» **PROMPT**:
All lines holding the string "gmail" are to be shown.

» **DATA EXCERPTS**:
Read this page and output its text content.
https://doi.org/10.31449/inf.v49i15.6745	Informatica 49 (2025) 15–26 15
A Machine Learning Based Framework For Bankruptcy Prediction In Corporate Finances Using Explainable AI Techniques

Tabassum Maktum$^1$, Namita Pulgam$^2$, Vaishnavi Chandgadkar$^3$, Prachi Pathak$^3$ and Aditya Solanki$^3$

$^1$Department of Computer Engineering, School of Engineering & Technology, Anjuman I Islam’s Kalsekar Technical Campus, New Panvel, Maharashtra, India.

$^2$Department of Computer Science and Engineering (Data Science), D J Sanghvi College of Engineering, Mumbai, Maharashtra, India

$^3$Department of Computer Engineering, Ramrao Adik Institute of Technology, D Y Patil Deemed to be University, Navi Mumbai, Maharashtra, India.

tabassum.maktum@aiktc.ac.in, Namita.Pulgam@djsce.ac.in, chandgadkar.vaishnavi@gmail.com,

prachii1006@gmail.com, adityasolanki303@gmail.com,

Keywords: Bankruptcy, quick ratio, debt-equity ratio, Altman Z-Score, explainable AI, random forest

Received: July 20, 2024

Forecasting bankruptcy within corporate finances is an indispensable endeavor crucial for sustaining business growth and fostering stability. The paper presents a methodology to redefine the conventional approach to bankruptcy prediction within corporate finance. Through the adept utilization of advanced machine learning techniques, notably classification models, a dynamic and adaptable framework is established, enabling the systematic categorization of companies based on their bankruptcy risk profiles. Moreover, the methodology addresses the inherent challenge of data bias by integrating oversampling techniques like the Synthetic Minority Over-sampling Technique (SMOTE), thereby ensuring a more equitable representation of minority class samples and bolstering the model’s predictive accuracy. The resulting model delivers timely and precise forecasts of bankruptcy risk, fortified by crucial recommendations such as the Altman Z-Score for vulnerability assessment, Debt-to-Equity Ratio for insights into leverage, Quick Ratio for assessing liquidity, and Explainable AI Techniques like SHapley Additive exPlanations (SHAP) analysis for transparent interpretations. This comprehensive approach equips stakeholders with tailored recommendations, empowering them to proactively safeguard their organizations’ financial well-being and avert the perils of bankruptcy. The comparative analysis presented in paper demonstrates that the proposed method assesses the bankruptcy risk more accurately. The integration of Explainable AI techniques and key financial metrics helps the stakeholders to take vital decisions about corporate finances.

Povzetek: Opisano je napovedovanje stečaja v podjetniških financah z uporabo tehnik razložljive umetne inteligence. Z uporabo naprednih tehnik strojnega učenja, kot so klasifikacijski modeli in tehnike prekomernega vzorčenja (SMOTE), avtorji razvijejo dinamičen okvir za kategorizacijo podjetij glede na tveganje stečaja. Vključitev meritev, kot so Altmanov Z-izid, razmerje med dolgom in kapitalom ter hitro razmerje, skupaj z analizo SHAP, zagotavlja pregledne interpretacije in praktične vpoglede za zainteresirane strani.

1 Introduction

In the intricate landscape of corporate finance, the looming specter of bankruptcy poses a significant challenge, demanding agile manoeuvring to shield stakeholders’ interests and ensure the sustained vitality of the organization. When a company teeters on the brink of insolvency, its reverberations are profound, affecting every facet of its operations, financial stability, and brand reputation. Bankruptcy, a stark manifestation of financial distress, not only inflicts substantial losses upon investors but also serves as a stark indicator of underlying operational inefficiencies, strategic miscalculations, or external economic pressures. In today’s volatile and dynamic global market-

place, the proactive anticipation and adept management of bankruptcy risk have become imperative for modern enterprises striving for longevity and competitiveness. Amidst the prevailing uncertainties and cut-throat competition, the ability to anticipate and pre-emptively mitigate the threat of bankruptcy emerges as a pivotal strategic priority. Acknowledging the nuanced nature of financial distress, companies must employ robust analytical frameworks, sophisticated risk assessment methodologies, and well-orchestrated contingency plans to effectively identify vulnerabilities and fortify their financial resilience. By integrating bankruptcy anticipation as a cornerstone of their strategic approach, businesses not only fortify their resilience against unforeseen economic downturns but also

» **SOLVED PROBLEM**:
tabassum.maktum@aiktc.ac.in, Namita.Pulgam@djsce.ac.in, chandgadkar.vaishnavi@gmail.com,
prachii1006@gmail.com, adityasolanki303@gmail.com,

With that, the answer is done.